ROWS>

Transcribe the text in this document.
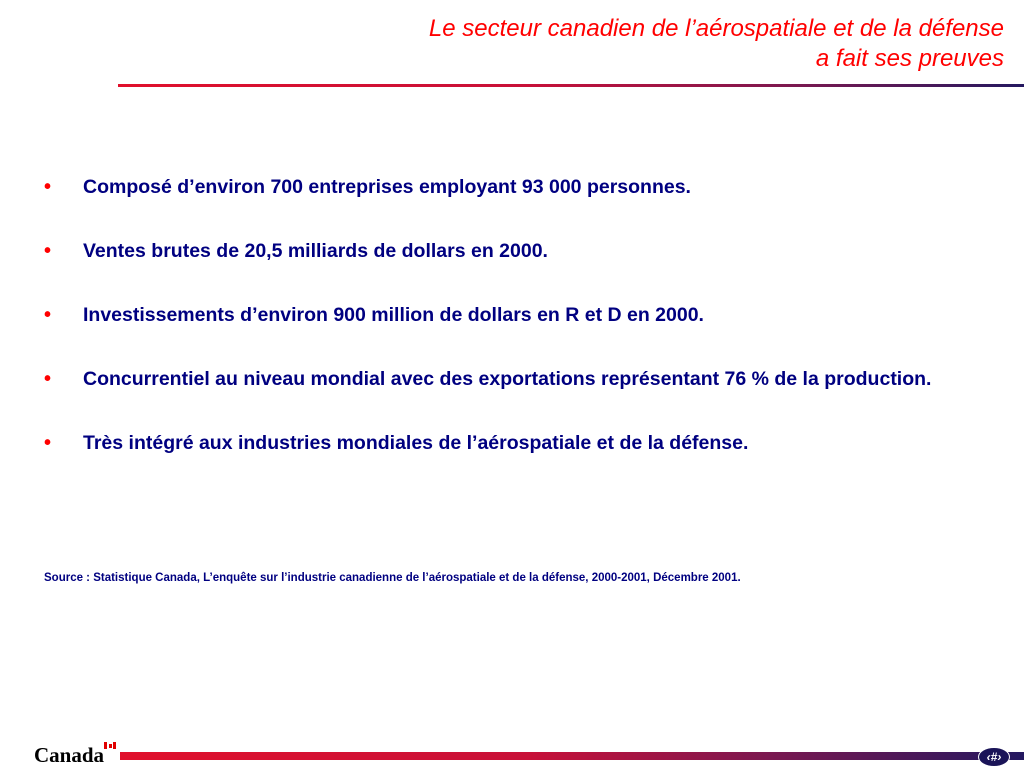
Le secteur canadien de l’aérospatiale et de la défense
a fait ses preuves
• Composé d’environ 700 entreprises employant 93 000 personnes.
• Ventes brutes de 20,5 milliards de dollars en 2000.
• Investissements d’environ 900 million de dollars en R et D en 2000.
• Concurrentiel au niveau mondial avec des exportations représentant 76 % de la production.
• Très intégré aux industries mondiales de l’aérospatiale et de la défense.
Source : Statistique Canada, L’enquête sur l’industrie canadienne de l’aérospatiale et de la défense, 2000-2001, Décembre 2001.
Canada	‹#›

TASK OBJECTIVE> Give only the number of lines in the material above where the string "défense" appears.

COMPLETED EXERCISE> 3